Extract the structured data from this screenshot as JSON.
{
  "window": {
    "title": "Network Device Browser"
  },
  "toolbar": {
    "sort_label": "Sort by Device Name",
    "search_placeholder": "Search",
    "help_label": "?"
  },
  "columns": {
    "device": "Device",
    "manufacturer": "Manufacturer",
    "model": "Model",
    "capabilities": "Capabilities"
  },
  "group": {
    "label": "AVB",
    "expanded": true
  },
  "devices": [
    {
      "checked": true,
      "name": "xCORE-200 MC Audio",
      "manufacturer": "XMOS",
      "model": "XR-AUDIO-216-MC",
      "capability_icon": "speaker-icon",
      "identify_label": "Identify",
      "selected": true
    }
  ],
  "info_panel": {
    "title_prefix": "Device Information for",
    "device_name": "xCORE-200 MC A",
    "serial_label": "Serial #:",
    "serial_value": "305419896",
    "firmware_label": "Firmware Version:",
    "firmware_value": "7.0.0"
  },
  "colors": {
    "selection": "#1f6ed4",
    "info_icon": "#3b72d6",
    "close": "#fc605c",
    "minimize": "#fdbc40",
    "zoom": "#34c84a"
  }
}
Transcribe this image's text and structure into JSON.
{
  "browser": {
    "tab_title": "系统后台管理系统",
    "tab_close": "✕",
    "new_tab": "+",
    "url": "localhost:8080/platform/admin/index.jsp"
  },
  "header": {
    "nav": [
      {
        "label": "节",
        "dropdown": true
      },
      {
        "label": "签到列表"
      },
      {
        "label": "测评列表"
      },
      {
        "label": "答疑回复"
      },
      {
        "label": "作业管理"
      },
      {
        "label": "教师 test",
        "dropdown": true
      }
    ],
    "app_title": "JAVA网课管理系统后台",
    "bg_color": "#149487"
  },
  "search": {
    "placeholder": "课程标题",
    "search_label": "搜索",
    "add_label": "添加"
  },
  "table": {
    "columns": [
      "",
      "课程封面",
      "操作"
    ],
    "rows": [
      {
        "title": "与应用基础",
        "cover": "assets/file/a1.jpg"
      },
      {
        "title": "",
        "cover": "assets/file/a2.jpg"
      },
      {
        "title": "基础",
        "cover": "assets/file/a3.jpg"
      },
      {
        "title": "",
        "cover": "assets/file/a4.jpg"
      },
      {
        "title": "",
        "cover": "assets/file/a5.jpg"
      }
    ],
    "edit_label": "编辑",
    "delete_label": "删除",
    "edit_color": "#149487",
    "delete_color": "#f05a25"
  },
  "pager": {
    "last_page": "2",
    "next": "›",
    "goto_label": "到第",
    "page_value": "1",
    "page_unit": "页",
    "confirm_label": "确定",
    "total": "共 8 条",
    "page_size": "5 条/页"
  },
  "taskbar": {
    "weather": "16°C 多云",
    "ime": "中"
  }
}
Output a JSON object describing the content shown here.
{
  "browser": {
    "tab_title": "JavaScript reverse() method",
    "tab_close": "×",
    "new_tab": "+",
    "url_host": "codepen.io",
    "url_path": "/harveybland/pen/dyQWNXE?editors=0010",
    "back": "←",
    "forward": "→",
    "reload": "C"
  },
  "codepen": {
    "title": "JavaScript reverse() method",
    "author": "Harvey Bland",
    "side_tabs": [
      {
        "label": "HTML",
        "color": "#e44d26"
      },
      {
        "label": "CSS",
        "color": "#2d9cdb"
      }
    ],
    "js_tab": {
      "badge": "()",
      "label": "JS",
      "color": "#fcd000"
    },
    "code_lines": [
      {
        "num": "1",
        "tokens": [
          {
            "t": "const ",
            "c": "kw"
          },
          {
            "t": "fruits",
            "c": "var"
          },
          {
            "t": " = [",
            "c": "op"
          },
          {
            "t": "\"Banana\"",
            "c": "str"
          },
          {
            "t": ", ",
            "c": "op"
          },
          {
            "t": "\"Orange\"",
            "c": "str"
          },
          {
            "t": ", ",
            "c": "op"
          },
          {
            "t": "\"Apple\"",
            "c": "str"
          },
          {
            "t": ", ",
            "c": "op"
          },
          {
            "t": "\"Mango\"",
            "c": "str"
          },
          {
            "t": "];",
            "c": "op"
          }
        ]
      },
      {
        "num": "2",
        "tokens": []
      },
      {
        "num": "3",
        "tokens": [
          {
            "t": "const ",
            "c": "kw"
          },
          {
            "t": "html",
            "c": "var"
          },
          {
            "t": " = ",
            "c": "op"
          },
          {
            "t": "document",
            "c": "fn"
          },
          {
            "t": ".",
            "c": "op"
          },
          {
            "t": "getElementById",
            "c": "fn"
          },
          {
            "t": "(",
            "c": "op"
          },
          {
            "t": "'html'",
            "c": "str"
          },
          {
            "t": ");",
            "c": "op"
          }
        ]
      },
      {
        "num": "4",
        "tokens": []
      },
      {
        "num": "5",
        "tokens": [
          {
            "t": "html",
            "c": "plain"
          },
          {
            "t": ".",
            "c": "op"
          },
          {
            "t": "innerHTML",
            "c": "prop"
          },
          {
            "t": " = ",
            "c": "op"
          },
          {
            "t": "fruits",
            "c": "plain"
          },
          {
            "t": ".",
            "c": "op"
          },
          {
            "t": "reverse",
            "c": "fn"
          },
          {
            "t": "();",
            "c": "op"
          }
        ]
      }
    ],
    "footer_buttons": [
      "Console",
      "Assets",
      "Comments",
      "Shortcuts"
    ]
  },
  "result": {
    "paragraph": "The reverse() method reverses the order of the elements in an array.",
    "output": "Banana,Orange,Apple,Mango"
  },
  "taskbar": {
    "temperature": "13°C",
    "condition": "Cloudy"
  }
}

Work required
From the first line to the last, please quote the material above exactly.

Output for this task
Extract the structured data from this screenshot as JSON.
{
  "window": {
    "title": "Network Device Browser"
  },
  "toolbar": {
    "sort_label": "Sort by Device Name",
    "search_placeholder": "Search",
    "help_label": "?"
  },
  "columns": {
    "device": "Device",
    "manufacturer": "Manufacturer",
    "model": "Model",
    "capabilities": "Capabilities"
  },
  "group": {
    "label": "AVB",
    "expanded": true
  },
  "devices": [
    {
      "checked": true,
      "name": "xCORE-200 MC Audio",
      "manufacturer": "XMOS",
      "model": "XR-AUDIO-216-MC",
      "capability_icon": "speaker-icon",
      "identify_label": "Identify",
      "selected": true
    }
  ],
  "info_panel": {
    "title_prefix": "Device Information for",
    "device_name": "xCORE-200 MC A",
    "serial_label": "Serial #:",
    "serial_value": "305419896",
    "firmware_label": "Firmware Version:",
    "firmware_value": "7.0.0"
  },
  "colors": {
    "selection": "#1f6ed4",
    "info_icon": "#3b72d6",
    "close": "#fc605c",
    "minimize": "#fdbc40",
    "zoom": "#34c84a"
  }
}
Transcribe this image's text and structure into JSON.
{
  "browser": {
    "tab_title": "系统后台管理系统",
    "tab_close": "✕",
    "new_tab": "+",
    "url": "localhost:8080/platform/admin/index.jsp"
  },
  "header": {
    "nav": [
      {
        "label": "节",
        "dropdown": true
      },
      {
        "label": "签到列表"
      },
      {
        "label": "测评列表"
      },
      {
        "label": "答疑回复"
      },
      {
        "label": "作业管理"
      },
      {
        "label": "教师 test",
        "dropdown": true
      }
    ],
    "app_title": "JAVA网课管理系统后台",
    "bg_color": "#149487"
  },
  "search": {
    "placeholder": "课程标题",
    "search_label": "搜索",
    "add_label": "添加"
  },
  "table": {
    "columns": [
      "",
      "课程封面",
      "操作"
    ],
    "rows": [
      {
        "title": "与应用基础",
        "cover": "assets/file/a1.jpg"
      },
      {
        "title": "",
        "cover": "assets/file/a2.jpg"
      },
      {
        "title": "基础",
        "cover": "assets/file/a3.jpg"
      },
      {
        "title": "",
        "cover": "assets/file/a4.jpg"
      },
      {
        "title": "",
        "cover": "assets/file/a5.jpg"
      }
    ],
    "edit_label": "编辑",
    "delete_label": "删除",
    "edit_color": "#149487",
    "delete_color": "#f05a25"
  },
  "pager": {
    "last_page": "2",
    "next": "›",
    "goto_label": "到第",
    "page_value": "1",
    "page_unit": "页",
    "confirm_label": "确定",
    "total": "共 8 条",
    "page_size": "5 条/页"
  },
  "taskbar": {
    "weather": "16°C 多云",
    "ime": "中"
  }
}
Output a JSON object describing the content shown here.
{
  "browser": {
    "tab_title": "JavaScript reverse() method",
    "tab_close": "×",
    "new_tab": "+",
    "url_host": "codepen.io",
    "url_path": "/harveybland/pen/dyQWNXE?editors=0010",
    "back": "←",
    "forward": "→",
    "reload": "C"
  },
  "codepen": {
    "title": "JavaScript reverse() method",
    "author": "Harvey Bland",
    "side_tabs": [
      {
        "label": "HTML",
        "color": "#e44d26"
      },
      {
        "label": "CSS",
        "color": "#2d9cdb"
      }
    ],
    "js_tab": {
      "badge": "()",
      "label": "JS",
      "color": "#fcd000"
    },
    "code_lines": [
      {
        "num": "1",
        "tokens": [
          {
            "t": "const ",
            "c": "kw"
          },
          {
            "t": "fruits",
            "c": "var"
          },
          {
            "t": " = [",
            "c": "op"
          },
          {
            "t": "\"Banana\"",
            "c": "str"
          },
          {
            "t": ", ",
            "c": "op"
          },
          {
            "t": "\"Orange\"",
            "c": "str"
          },
          {
            "t": ", ",
            "c": "op"
          },
          {
            "t": "\"Apple\"",
            "c": "str"
          },
          {
            "t": ", ",
            "c": "op"
          },
          {
            "t": "\"Mango\"",
            "c": "str"
          },
          {
            "t": "];",
            "c": "op"
          }
        ]
      },
      {
        "num": "2",
        "tokens": []
      },
      {
        "num": "3",
        "tokens": [
          {
            "t": "const ",
            "c": "kw"
          },
          {
            "t": "html",
            "c": "var"
          },
          {
            "t": " = ",
            "c": "op"
          },
          {
            "t": "document",
            "c": "fn"
          },
          {
            "t": ".",
            "c": "op"
          },
          {
            "t": "getElementById",
            "c": "fn"
          },
          {
            "t": "(",
            "c": "op"
          },
          {
            "t": "'html'",
            "c": "str"
          },
          {
            "t": ");",
            "c": "op"
          }
        ]
      },
      {
        "num": "4",
        "tokens": []
      },
      {
        "num": "5",
        "tokens": [
          {
            "t": "html",
            "c": "plain"
          },
          {
            "t": ".",
            "c": "op"
          },
          {
            "t": "innerHTML",
            "c": "prop"
          },
          {
            "t": " = ",
            "c": "op"
          },
          {
            "t": "fruits",
            "c": "plain"
          },
          {
            "t": ".",
            "c": "op"
          },
          {
            "t": "reverse",
            "c": "fn"
          },
          {
            "t": "();",
            "c": "op"
          }
        ]
      }
    ],
    "footer_buttons": [
      "Console",
      "Assets",
      "Comments",
      "Shortcuts"
    ]
  },
  "result": {
    "paragraph": "The reverse() method reverses the order of the elements in an array.",
    "output": "Banana,Orange,Apple,Mango"
  },
  "taskbar": {
    "temperature": "13°C",
    "condition": "Cloudy"
  }
}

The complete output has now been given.